(Extracted records)
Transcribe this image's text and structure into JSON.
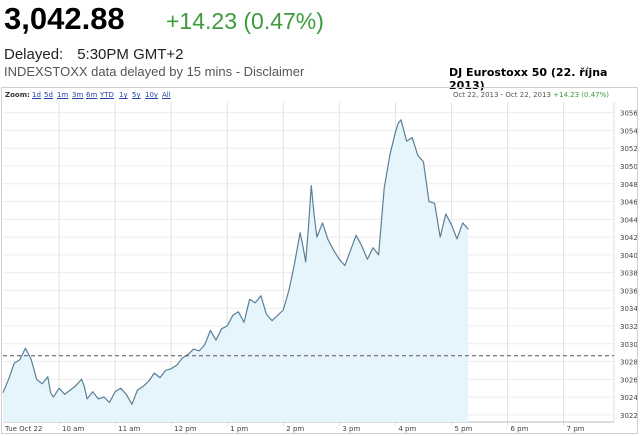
{
  "quote": {
    "price": "3,042.88",
    "change": "+14.23 (0.47%)",
    "delayed_label": "Delayed:",
    "delayed_time": "5:30PM GMT+2",
    "source_note": "INDEXSTOXX data delayed by 15 mins - Disclaimer"
  },
  "caption": "DJ Eurostoxx 50 (22. října 2013)",
  "zoom": {
    "label": "Zoom:",
    "options": [
      "1d",
      "5d",
      "1m",
      "3m",
      "6m",
      "YTD",
      "1y",
      "5y",
      "10y",
      "All"
    ],
    "range_text": "Oct 22, 2013 - Oct 22, 2013",
    "range_change": "+14.23 (0.47%)"
  },
  "colors": {
    "line": "#5b7f97",
    "fill": "#e6f5fc",
    "positive": "#3d9a3d",
    "reference_line": "#555555"
  },
  "chart_data": {
    "type": "area",
    "x_tick_labels": [
      "Tue Oct 22",
      "10 am",
      "11 am",
      "12 pm",
      "1 pm",
      "2 pm",
      "3 pm",
      "4 pm",
      "5 pm",
      "6 pm",
      "7 pm"
    ],
    "y_ticks": [
      3022,
      3024,
      3026,
      3028,
      3030,
      3032,
      3034,
      3036,
      3038,
      3040,
      3042,
      3044,
      3046,
      3048,
      3050,
      3052,
      3054,
      3056
    ],
    "ylim": [
      3021.2,
      3057.2
    ],
    "x_unit": "hours",
    "xlim": [
      9,
      19.9
    ],
    "reference_line": 3028.65,
    "grid": true,
    "series": [
      {
        "x": [
          9.0,
          9.1,
          9.2,
          9.3,
          9.4,
          9.5,
          9.55,
          9.6,
          9.7,
          9.8,
          9.85,
          9.9,
          10.0,
          10.1,
          10.2,
          10.3,
          10.4,
          10.45,
          10.5,
          10.6,
          10.7,
          10.8,
          10.9,
          11.0,
          11.1,
          11.2,
          11.3,
          11.4,
          11.5,
          11.6,
          11.7,
          11.8,
          11.9,
          12.0,
          12.1,
          12.2,
          12.3,
          12.4,
          12.5,
          12.6,
          12.7,
          12.8,
          12.9,
          13.0,
          13.1,
          13.2,
          13.3,
          13.4,
          13.5,
          13.6,
          13.7,
          13.8,
          13.9,
          14.0,
          14.1,
          14.2,
          14.3,
          14.35,
          14.4,
          14.45,
          14.5,
          14.55,
          14.6,
          14.7,
          14.8,
          14.9,
          15.0,
          15.1,
          15.2,
          15.3,
          15.4,
          15.5,
          15.6,
          15.7,
          15.8,
          15.9,
          16.0,
          16.05,
          16.1,
          16.2,
          16.3,
          16.4,
          16.5,
          16.6,
          16.7,
          16.8,
          16.9,
          17.0,
          17.1,
          17.2,
          17.3
        ],
        "values": [
          3024.5,
          3026.0,
          3027.8,
          3028.2,
          3029.5,
          3028.3,
          3027.2,
          3026.0,
          3025.5,
          3026.3,
          3024.5,
          3024.0,
          3025.0,
          3024.3,
          3024.8,
          3025.3,
          3026.0,
          3025.2,
          3023.8,
          3024.6,
          3023.8,
          3024.0,
          3023.4,
          3024.6,
          3025.0,
          3024.3,
          3023.2,
          3024.8,
          3025.2,
          3025.8,
          3026.7,
          3026.2,
          3027.0,
          3027.2,
          3027.6,
          3028.4,
          3028.8,
          3029.4,
          3029.2,
          3029.9,
          3031.5,
          3030.4,
          3031.7,
          3032.0,
          3033.2,
          3033.6,
          3032.4,
          3035.0,
          3034.6,
          3035.4,
          3033.3,
          3032.6,
          3033.2,
          3033.8,
          3036.0,
          3039.0,
          3042.5,
          3041.0,
          3039.2,
          3043.2,
          3047.8,
          3044.5,
          3042.0,
          3043.6,
          3041.7,
          3040.5,
          3039.5,
          3038.8,
          3040.5,
          3042.2,
          3041.0,
          3039.5,
          3040.8,
          3040.0,
          3047.5,
          3051.2,
          3053.8,
          3054.8,
          3055.2,
          3052.8,
          3053.2,
          3051.2,
          3050.5,
          3046.0,
          3045.8,
          3042.0,
          3044.6,
          3043.4,
          3041.8,
          3043.6,
          3042.88
        ]
      }
    ]
  }
}
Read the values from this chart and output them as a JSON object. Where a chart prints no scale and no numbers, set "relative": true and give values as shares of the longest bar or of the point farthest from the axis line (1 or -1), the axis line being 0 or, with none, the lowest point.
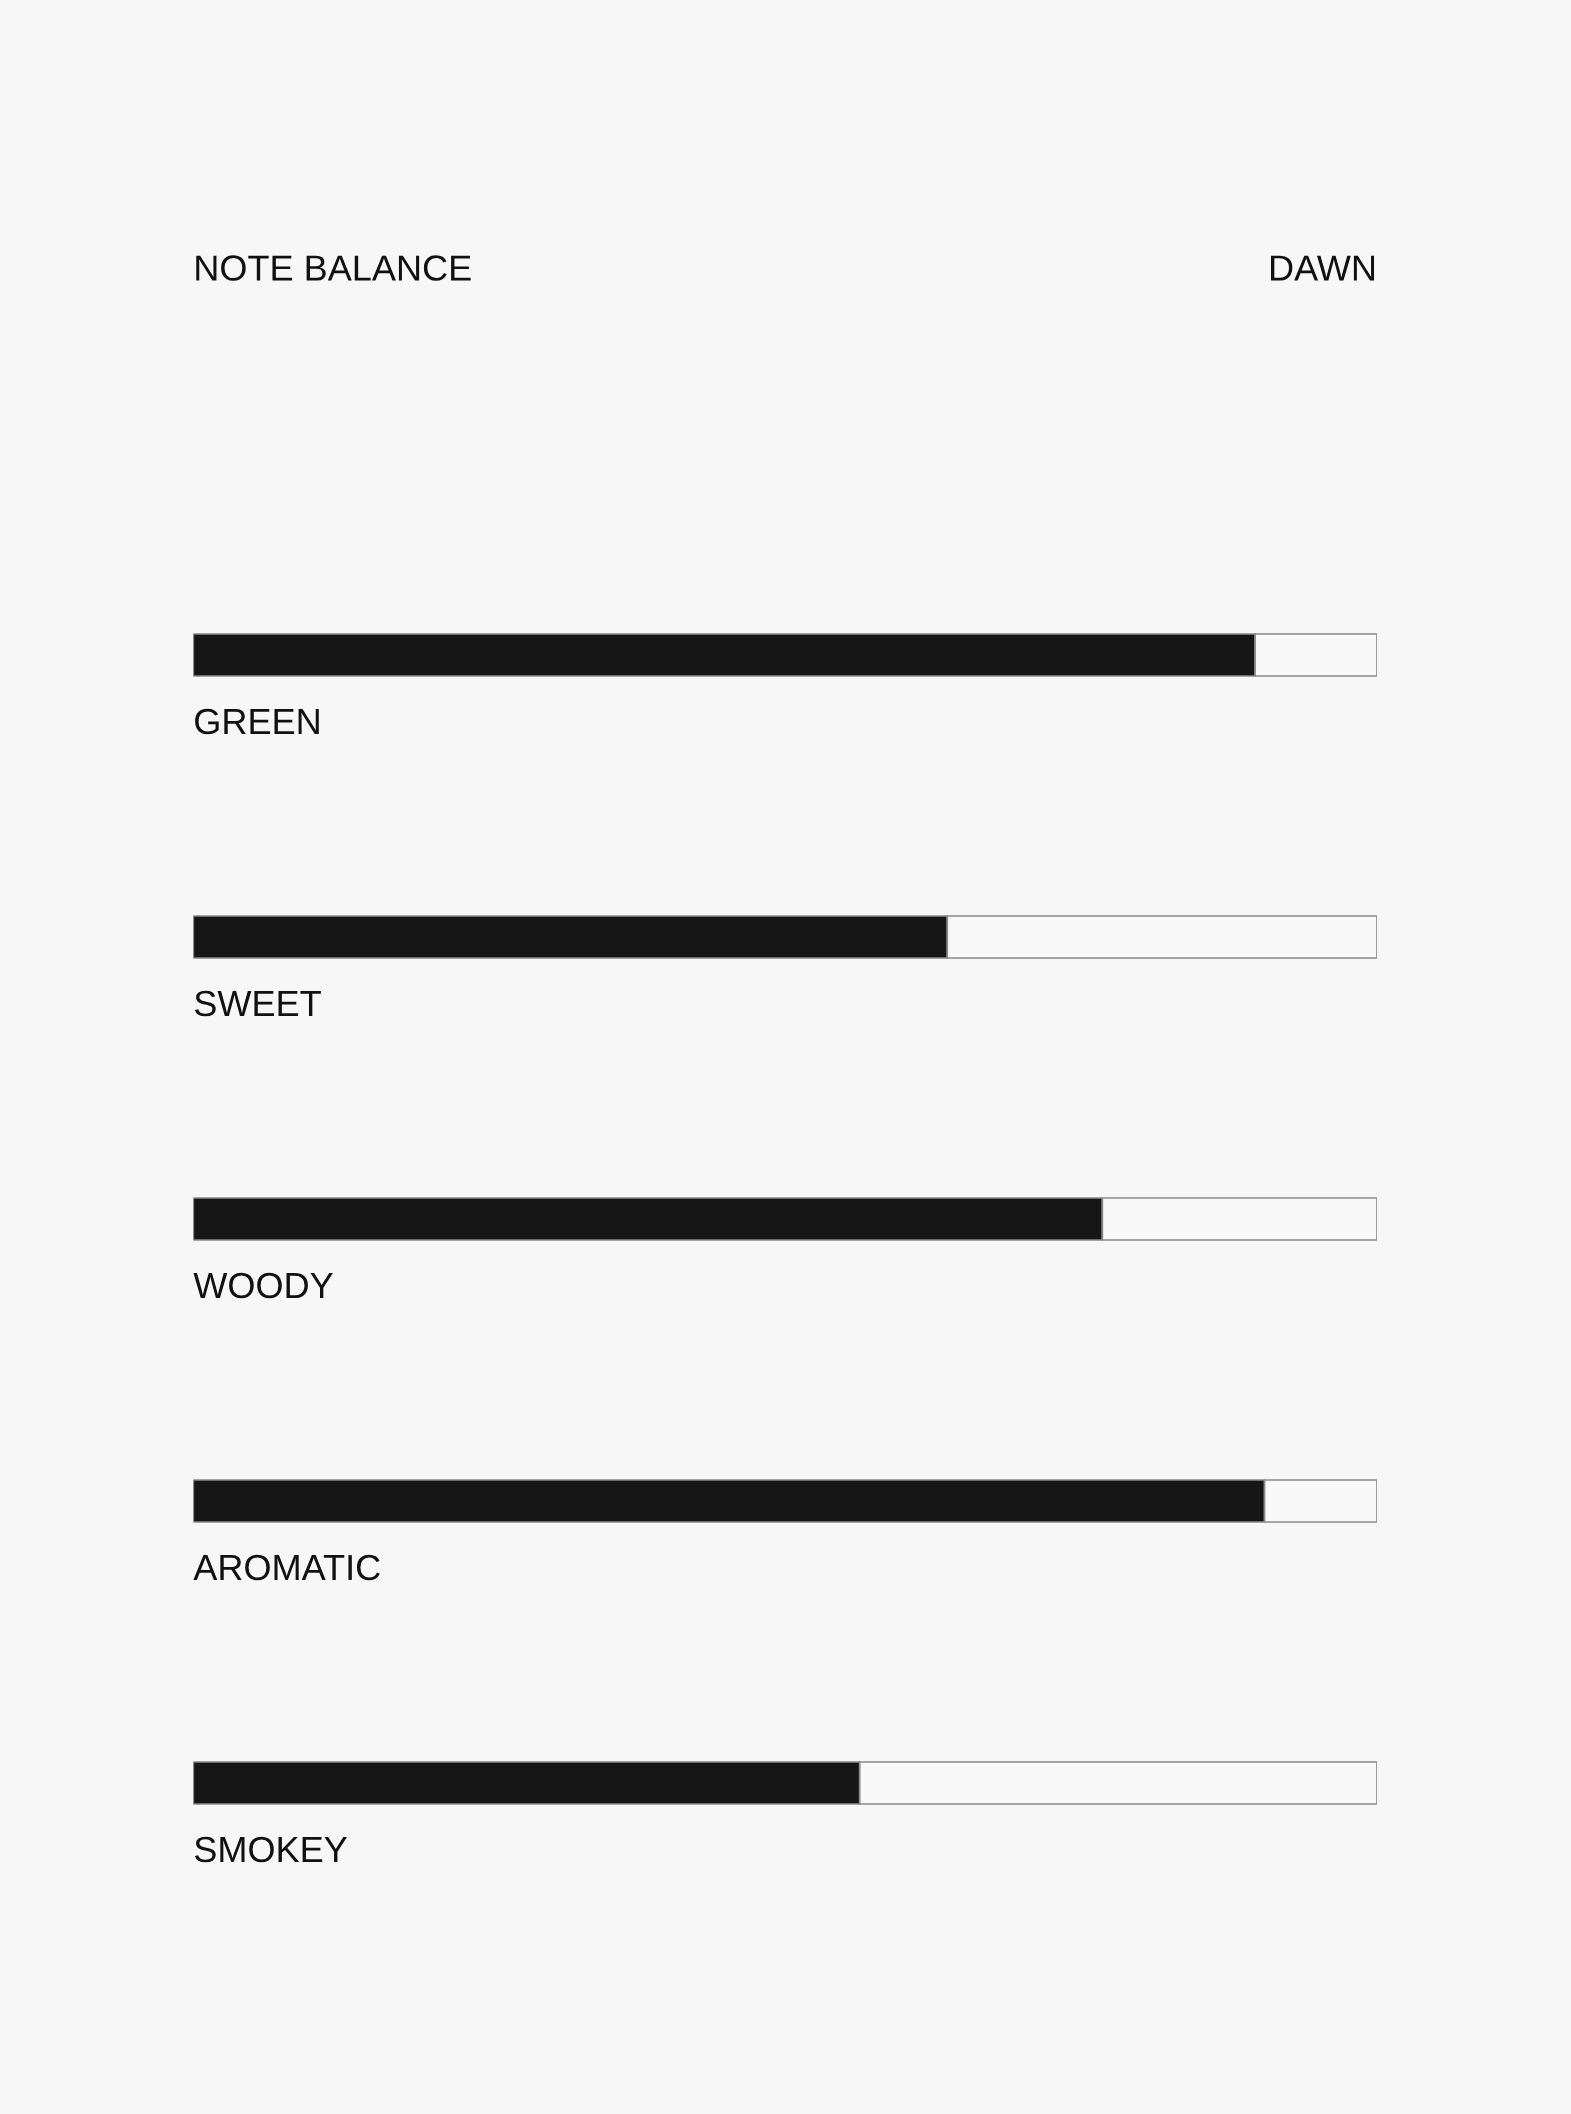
{
  "chart_data": {
    "type": "bar",
    "title": "NOTE BALANCE",
    "subtitle": "DAWN",
    "categories": [
      "GREEN",
      "SWEET",
      "WOODY",
      "AROMATIC",
      "SMOKEY"
    ],
    "orientation": "horizontal",
    "stacked": true,
    "relative": true,
    "series": [
      {
        "color": "#161616",
        "values": [
          0.897,
          0.637,
          0.768,
          0.905,
          0.563
        ]
      },
      {
        "color": "#f9f9f9",
        "values": [
          0.103,
          0.363,
          0.232,
          0.095,
          0.437
        ]
      }
    ]
  }
}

→ **Instructions to follow**
Without including any picture, repeat the data exactly.

→ **Finished answer**
Transcribe this image's text and structure into JSON.
{
  "quote": {
    "price": "3,042.88",
    "change": "+14.23 (0.47%)",
    "delayed_label": "Delayed:",
    "delayed_time": "5:30PM GMT+2",
    "source_note": "INDEXSTOXX data delayed by 15 mins - Disclaimer"
  },
  "caption": "DJ Eurostoxx 50 (22. října 2013)",
  "zoom": {
    "label": "Zoom:",
    "options": [
      "1d",
      "5d",
      "1m",
      "3m",
      "6m",
      "YTD",
      "1y",
      "5y",
      "10y",
      "All"
    ],
    "range_text": "Oct 22, 2013 - Oct 22, 2013",
    "range_change": "+14.23 (0.47%)"
  },
  "colors": {
    "line": "#5b7f97",
    "fill": "#e6f5fc",
    "positive": "#3d9a3d",
    "reference_line": "#555555"
  },
  "chart_data": {
    "type": "area",
    "x_tick_labels": [
      "Tue Oct 22",
      "10 am",
      "11 am",
      "12 pm",
      "1 pm",
      "2 pm",
      "3 pm",
      "4 pm",
      "5 pm",
      "6 pm",
      "7 pm"
    ],
    "y_ticks": [
      3022,
      3024,
      3026,
      3028,
      3030,
      3032,
      3034,
      3036,
      3038,
      3040,
      3042,
      3044,
      3046,
      3048,
      3050,
      3052,
      3054,
      3056
    ],
    "ylim": [
      3021.2,
      3057.2
    ],
    "x_unit": "hours",
    "xlim": [
      9,
      19.9
    ],
    "reference_line": 3028.65,
    "grid": true,
    "series": [
      {
        "x": [
          9.0,
          9.1,
          9.2,
          9.3,
          9.4,
          9.5,
          9.55,
          9.6,
          9.7,
          9.8,
          9.85,
          9.9,
          10.0,
          10.1,
          10.2,
          10.3,
          10.4,
          10.45,
          10.5,
          10.6,
          10.7,
          10.8,
          10.9,
          11.0,
          11.1,
          11.2,
          11.3,
          11.4,
          11.5,
          11.6,
          11.7,
          11.8,
          11.9,
          12.0,
          12.1,
          12.2,
          12.3,
          12.4,
          12.5,
          12.6,
          12.7,
          12.8,
          12.9,
          13.0,
          13.1,
          13.2,
          13.3,
          13.4,
          13.5,
          13.6,
          13.7,
          13.8,
          13.9,
          14.0,
          14.1,
          14.2,
          14.3,
          14.35,
          14.4,
          14.45,
          14.5,
          14.55,
          14.6,
          14.7,
          14.8,
          14.9,
          15.0,
          15.1,
          15.2,
          15.3,
          15.4,
          15.5,
          15.6,
          15.7,
          15.8,
          15.9,
          16.0,
          16.05,
          16.1,
          16.2,
          16.3,
          16.4,
          16.5,
          16.6,
          16.7,
          16.8,
          16.9,
          17.0,
          17.1,
          17.2,
          17.3
        ],
        "values": [
          3024.5,
          3026.0,
          3027.8,
          3028.2,
          3029.5,
          3028.3,
          3027.2,
          3026.0,
          3025.5,
          3026.3,
          3024.5,
          3024.0,
          3025.0,
          3024.3,
          3024.8,
          3025.3,
          3026.0,
          3025.2,
          3023.8,
          3024.6,
          3023.8,
          3024.0,
          3023.4,
          3024.6,
          3025.0,
          3024.3,
          3023.2,
          3024.8,
          3025.2,
          3025.8,
          3026.7,
          3026.2,
          3027.0,
          3027.2,
          3027.6,
          3028.4,
          3028.8,
          3029.4,
          3029.2,
          3029.9,
          3031.5,
          3030.4,
          3031.7,
          3032.0,
          3033.2,
          3033.6,
          3032.4,
          3035.0,
          3034.6,
          3035.4,
          3033.3,
          3032.6,
          3033.2,
          3033.8,
          3036.0,
          3039.0,
          3042.5,
          3041.0,
          3039.2,
          3043.2,
          3047.8,
          3044.5,
          3042.0,
          3043.6,
          3041.7,
          3040.5,
          3039.5,
          3038.8,
          3040.5,
          3042.2,
          3041.0,
          3039.5,
          3040.8,
          3040.0,
          3047.5,
          3051.2,
          3053.8,
          3054.8,
          3055.2,
          3052.8,
          3053.2,
          3051.2,
          3050.5,
          3046.0,
          3045.8,
          3042.0,
          3044.6,
          3043.4,
          3041.8,
          3043.6,
          3042.88
        ]
      }
    ]
  }
}
Read the values from this chart and output them as a JSON object. Where a chart prints no scale and no numbers, set "relative": true and give values as shares of the longest bar or of the point farthest from the axis line (1 or -1), the axis line being 0 or, with none, the lowest point.
{
  "chart_data": {
    "type": "bar",
    "title": "NOTE BALANCE",
    "subtitle": "DAWN",
    "categories": [
      "GREEN",
      "SWEET",
      "WOODY",
      "AROMATIC",
      "SMOKEY"
    ],
    "orientation": "horizontal",
    "stacked": true,
    "relative": true,
    "series": [
      {
        "color": "#161616",
        "values": [
          0.897,
          0.637,
          0.768,
          0.905,
          0.563
        ]
      },
      {
        "color": "#f9f9f9",
        "values": [
          0.103,
          0.363,
          0.232,
          0.095,
          0.437
        ]
      }
    ]
  }
}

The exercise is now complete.